*DATA FOR THIS TASK*:
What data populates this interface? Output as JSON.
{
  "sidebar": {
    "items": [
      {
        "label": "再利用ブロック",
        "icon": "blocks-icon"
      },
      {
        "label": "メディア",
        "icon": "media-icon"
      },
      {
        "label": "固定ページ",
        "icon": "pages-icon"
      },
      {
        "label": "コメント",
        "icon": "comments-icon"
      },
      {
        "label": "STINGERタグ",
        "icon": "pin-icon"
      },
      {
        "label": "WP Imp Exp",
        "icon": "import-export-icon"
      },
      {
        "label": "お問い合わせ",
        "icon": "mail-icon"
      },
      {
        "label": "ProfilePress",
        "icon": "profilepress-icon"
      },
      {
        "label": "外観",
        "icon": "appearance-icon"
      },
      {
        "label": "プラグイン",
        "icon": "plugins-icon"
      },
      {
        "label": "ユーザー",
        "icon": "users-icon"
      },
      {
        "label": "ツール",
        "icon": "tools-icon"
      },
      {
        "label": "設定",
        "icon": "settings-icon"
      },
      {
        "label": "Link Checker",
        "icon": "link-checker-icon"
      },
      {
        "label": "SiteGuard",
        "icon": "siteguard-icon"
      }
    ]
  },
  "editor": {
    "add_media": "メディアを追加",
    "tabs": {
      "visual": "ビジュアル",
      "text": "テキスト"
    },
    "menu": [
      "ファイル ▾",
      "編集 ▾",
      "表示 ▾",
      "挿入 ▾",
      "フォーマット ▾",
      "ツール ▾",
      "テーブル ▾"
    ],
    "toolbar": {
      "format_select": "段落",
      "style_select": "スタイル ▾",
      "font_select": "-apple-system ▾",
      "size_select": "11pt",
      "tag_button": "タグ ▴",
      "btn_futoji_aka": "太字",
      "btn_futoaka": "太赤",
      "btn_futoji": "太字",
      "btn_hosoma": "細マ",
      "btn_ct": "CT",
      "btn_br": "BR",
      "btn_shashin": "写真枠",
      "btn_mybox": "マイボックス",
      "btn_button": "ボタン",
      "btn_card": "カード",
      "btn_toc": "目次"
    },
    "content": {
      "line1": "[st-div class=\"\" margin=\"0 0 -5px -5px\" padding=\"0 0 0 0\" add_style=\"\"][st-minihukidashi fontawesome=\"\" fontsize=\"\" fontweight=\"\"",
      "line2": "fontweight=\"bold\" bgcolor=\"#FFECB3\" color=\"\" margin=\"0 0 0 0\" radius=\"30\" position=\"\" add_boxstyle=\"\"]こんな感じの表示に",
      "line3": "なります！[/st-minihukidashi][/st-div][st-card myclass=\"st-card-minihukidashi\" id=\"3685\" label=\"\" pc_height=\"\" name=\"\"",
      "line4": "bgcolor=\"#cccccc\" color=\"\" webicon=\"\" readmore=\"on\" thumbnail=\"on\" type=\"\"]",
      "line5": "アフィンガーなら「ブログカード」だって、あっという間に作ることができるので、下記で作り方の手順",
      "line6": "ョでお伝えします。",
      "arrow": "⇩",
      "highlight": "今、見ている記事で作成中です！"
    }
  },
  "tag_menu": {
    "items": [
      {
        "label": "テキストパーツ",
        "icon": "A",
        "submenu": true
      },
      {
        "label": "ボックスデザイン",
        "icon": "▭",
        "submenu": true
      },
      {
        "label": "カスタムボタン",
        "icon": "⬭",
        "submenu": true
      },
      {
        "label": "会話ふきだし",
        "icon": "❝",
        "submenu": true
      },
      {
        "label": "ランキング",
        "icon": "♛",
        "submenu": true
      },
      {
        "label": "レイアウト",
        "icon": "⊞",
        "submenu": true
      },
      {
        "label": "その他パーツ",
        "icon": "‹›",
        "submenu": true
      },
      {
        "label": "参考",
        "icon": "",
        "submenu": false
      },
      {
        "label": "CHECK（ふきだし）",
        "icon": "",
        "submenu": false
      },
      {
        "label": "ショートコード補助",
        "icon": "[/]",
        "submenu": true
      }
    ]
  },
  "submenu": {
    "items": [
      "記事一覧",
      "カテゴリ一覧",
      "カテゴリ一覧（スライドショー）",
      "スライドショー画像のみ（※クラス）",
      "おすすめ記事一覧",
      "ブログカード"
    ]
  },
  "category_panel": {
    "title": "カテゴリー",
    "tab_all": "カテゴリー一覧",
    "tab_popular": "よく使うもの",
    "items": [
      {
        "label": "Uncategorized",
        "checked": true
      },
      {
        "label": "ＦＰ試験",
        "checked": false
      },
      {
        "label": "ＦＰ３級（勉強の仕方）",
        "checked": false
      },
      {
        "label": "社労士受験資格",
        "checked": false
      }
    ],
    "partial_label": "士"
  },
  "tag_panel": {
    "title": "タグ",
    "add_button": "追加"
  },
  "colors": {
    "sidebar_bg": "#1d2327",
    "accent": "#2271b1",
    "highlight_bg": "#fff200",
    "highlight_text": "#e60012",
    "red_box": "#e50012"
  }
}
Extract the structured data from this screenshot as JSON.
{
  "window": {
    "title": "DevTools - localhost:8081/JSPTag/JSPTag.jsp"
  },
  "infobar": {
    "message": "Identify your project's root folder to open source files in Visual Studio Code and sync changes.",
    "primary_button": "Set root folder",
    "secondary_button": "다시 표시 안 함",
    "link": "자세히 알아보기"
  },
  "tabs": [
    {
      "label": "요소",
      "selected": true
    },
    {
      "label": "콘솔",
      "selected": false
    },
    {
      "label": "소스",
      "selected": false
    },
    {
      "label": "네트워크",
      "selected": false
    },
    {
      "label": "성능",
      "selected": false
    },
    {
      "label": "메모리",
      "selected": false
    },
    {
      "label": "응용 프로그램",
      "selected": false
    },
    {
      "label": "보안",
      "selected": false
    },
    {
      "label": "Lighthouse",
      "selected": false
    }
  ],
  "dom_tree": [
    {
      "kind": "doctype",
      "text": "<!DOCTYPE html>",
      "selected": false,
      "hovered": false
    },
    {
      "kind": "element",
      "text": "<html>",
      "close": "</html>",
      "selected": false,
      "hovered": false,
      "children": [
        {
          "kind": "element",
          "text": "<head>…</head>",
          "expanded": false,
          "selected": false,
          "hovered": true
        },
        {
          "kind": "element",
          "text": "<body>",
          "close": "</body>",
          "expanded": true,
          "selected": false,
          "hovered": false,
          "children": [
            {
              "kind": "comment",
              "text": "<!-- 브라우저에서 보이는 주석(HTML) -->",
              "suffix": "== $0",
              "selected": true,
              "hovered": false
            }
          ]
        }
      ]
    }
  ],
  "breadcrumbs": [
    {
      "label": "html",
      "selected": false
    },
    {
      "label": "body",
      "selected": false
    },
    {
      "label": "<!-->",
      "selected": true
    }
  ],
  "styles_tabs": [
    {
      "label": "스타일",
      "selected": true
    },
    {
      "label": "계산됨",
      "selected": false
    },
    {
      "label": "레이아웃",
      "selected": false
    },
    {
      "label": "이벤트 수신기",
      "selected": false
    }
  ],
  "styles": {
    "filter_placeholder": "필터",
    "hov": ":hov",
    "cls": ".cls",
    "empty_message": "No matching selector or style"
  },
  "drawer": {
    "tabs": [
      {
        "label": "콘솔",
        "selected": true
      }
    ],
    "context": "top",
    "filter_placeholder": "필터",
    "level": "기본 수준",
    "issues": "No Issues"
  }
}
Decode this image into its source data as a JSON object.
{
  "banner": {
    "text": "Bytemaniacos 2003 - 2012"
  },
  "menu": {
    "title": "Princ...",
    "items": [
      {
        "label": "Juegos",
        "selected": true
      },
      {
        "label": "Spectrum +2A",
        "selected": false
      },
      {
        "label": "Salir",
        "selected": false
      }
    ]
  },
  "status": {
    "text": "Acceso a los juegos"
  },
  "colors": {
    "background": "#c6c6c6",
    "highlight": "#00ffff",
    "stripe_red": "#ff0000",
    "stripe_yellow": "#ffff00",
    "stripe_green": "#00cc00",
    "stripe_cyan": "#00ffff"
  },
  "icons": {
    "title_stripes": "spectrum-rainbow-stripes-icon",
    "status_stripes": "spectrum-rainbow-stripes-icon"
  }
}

*WORK TO BE COMPLETED*: In the listing above, count each line that holds the string "ブログカード". Give the number only.

*ANSWER*: 2